Records:
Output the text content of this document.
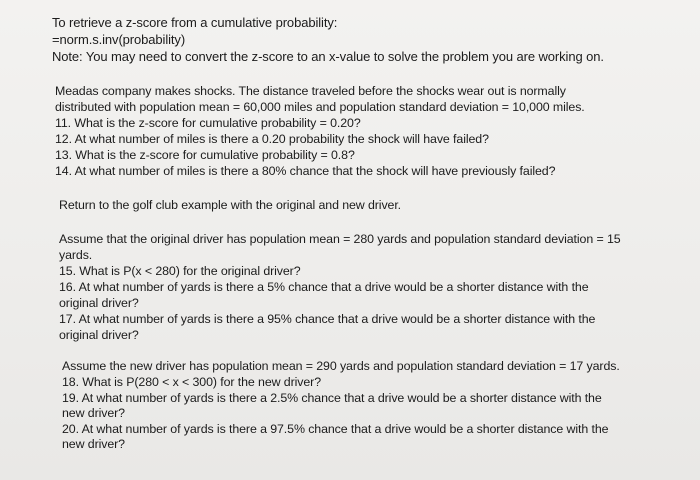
To retrieve a z-score from a cumulative probability:
=norm.s.inv(probability)
Note: You may need to convert the z-score to an x-value to solve the problem you are working on.
Meadas company makes shocks. The distance traveled before the shocks wear out is normally
distributed with population mean = 60,000 miles and population standard deviation = 10,000 miles.
11. What is the z-score for cumulative probability = 0.20?
12. At what number of miles is there a 0.20 probability the shock will have failed?
13. What is the z-score for cumulative probability = 0.8?
14. At what number of miles is there a 80% chance that the shock will have previously failed?
Return to the golf club example with the original and new driver.
Assume that the original driver has population mean = 280 yards and population standard deviation = 15
yards.
15. What is P(x < 280) for the original driver?
16. At what number of yards is there a 5% chance that a drive would be a shorter distance with the
original driver?
17. At what number of yards is there a 95% chance that a drive would be a shorter distance with the
original driver?
Assume the new driver has population mean = 290 yards and population standard deviation = 17 yards.
18. What is P(280 < x < 300) for the new driver?
19. At what number of yards is there a 2.5% chance that a drive would be a shorter distance with the
new driver?
20. At what number of yards is there a 97.5% chance that a drive would be a shorter distance with the
new driver?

Requirement | Extract all lines containing the word "there".

Task answer |
12. At what number of miles is there a 0.20 probability the shock will have failed?
14. At what number of miles is there a 80% chance that the shock will have previously failed?
16. At what number of yards is there a 5% chance that a drive would be a shorter distance with the
17. At what number of yards is there a 95% chance that a drive would be a shorter distance with the
19. At what number of yards is there a 2.5% chance that a drive would be a shorter distance with the
20. At what number of yards is there a 97.5% chance that a drive would be a shorter distance with the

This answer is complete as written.